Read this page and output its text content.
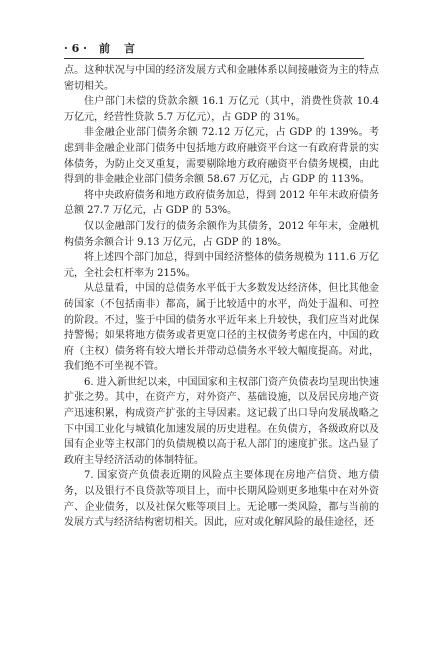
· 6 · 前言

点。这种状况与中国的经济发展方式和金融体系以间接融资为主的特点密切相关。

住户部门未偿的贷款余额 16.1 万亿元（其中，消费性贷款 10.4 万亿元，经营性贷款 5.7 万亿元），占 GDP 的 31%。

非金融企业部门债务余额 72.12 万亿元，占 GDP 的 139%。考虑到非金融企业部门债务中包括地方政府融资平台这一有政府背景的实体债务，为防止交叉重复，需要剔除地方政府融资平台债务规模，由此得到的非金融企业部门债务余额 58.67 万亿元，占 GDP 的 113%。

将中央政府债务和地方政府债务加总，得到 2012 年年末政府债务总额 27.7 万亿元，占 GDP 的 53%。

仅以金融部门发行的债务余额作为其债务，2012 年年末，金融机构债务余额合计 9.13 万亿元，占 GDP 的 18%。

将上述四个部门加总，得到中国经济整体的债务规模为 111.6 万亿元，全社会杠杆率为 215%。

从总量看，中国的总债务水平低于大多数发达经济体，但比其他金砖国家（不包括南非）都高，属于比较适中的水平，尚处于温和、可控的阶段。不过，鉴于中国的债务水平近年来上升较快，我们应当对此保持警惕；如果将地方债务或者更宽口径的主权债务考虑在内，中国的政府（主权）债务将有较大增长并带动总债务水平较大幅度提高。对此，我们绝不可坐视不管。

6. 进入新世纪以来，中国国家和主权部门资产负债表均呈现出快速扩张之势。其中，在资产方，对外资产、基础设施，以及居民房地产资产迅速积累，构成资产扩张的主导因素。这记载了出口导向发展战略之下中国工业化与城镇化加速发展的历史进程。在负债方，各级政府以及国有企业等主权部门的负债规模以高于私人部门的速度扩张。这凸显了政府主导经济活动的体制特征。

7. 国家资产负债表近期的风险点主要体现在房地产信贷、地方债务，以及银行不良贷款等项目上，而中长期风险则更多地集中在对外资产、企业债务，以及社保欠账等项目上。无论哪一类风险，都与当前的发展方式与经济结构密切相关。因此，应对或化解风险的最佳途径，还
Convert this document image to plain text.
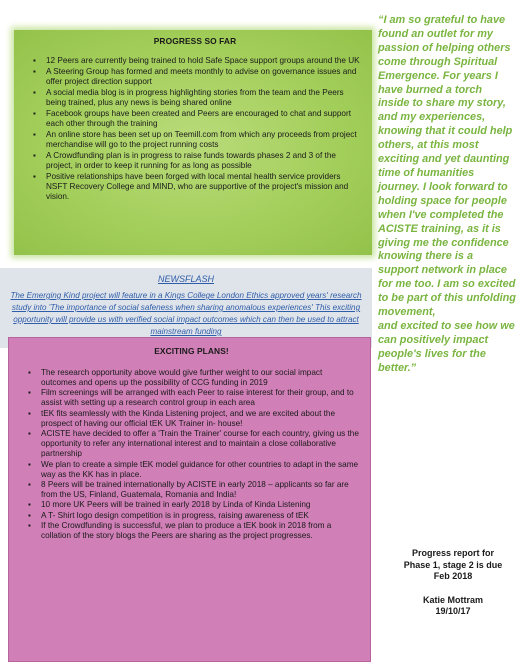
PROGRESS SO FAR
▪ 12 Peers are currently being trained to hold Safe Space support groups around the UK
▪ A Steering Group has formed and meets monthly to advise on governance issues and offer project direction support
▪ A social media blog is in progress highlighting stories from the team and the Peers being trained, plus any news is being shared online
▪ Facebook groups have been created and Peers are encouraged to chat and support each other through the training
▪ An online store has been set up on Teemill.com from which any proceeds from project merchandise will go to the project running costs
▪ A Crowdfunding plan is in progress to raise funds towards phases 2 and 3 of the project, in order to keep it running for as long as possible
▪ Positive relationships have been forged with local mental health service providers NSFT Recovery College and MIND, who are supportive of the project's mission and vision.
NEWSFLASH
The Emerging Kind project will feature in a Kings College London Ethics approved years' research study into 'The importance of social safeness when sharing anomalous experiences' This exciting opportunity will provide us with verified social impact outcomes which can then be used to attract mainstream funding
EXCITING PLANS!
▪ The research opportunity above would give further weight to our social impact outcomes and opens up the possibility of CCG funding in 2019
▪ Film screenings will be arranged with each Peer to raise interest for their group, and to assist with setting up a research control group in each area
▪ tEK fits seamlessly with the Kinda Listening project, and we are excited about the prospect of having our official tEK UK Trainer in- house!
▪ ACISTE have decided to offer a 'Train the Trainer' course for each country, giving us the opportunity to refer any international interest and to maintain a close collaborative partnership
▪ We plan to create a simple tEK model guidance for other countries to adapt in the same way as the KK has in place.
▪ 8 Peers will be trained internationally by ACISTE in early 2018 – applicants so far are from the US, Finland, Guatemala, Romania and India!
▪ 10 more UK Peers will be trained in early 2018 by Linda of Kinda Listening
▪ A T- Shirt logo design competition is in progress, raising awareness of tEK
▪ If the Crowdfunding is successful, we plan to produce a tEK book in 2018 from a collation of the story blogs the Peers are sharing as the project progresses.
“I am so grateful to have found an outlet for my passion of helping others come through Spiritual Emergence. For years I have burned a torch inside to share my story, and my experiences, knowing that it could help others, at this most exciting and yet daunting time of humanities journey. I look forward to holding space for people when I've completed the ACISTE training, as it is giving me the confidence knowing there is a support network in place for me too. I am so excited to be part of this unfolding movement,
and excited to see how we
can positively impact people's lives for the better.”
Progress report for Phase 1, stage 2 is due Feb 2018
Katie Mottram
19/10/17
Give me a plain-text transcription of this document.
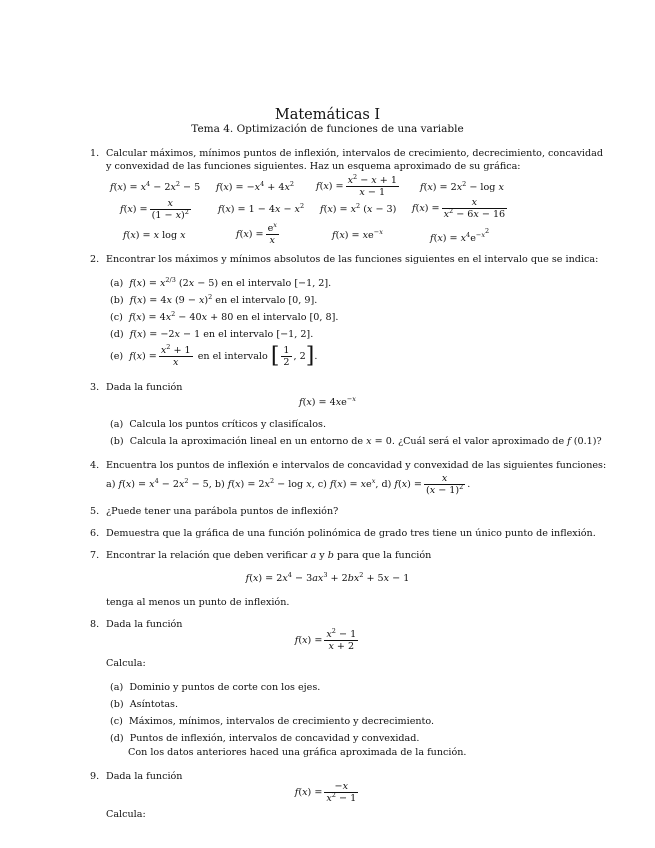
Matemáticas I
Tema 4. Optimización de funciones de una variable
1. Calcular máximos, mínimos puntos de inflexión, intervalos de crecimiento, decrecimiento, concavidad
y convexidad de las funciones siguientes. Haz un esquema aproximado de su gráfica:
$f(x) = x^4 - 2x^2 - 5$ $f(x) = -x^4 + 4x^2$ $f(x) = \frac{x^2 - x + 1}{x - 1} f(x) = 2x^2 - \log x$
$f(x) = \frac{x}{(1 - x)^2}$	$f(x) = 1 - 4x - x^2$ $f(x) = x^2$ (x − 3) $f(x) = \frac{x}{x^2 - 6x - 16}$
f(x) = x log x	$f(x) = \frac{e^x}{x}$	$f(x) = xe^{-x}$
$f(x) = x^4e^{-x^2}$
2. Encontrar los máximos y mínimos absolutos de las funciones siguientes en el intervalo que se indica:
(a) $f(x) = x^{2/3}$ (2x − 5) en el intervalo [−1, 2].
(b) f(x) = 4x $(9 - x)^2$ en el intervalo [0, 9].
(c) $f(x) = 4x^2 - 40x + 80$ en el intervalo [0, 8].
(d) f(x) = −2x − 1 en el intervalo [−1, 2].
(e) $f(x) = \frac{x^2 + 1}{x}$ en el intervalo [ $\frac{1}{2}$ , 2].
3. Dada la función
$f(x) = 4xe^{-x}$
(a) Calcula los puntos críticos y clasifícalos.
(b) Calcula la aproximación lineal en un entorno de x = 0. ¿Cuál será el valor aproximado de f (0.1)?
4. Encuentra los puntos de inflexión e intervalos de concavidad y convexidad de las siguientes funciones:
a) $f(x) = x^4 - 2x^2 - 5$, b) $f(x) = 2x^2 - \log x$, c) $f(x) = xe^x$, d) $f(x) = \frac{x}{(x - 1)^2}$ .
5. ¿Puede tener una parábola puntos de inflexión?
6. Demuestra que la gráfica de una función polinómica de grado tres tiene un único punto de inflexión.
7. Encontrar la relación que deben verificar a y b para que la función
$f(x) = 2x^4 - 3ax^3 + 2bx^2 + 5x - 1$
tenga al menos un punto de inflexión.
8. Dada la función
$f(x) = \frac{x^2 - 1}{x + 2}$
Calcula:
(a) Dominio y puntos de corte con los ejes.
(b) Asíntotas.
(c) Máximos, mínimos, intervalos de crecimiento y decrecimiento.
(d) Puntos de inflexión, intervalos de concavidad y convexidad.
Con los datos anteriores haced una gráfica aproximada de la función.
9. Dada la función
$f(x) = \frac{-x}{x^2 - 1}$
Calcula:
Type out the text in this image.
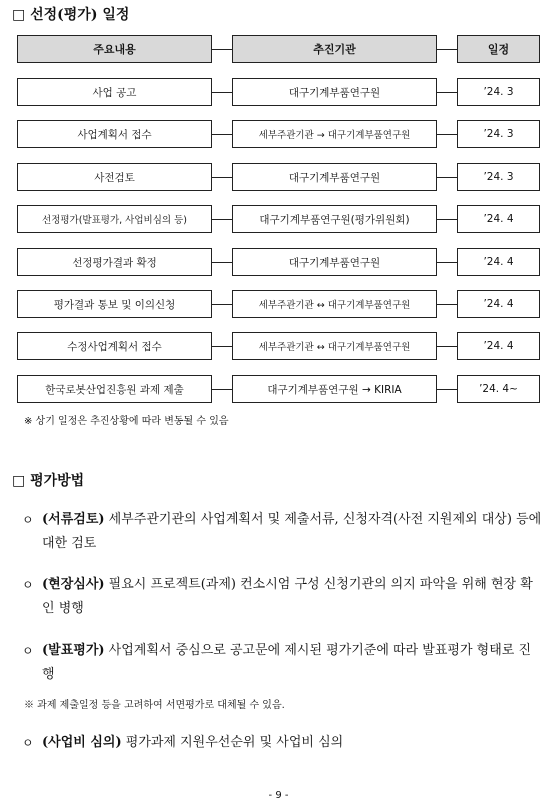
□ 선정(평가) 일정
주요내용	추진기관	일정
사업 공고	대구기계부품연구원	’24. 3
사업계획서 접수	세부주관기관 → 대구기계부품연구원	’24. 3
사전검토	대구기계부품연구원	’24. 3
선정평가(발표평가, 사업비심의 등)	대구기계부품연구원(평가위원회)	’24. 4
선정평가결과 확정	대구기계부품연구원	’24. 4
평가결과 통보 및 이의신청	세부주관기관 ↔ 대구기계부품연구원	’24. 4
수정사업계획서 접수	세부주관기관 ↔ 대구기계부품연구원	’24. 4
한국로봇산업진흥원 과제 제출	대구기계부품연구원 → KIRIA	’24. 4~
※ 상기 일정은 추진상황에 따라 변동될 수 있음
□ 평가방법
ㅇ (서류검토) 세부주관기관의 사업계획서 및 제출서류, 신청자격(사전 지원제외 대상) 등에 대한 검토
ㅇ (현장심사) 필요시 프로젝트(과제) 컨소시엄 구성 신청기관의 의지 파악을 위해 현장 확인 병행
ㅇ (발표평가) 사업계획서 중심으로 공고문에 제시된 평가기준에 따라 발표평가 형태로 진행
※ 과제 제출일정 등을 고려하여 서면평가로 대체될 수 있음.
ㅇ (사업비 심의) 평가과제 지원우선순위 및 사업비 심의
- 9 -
==============================
**WHAT THIS TASK INVOLVES**.
Compute the number of lines above that contain the string "training". Reply with that value only.

**FINISHED TASK**.
2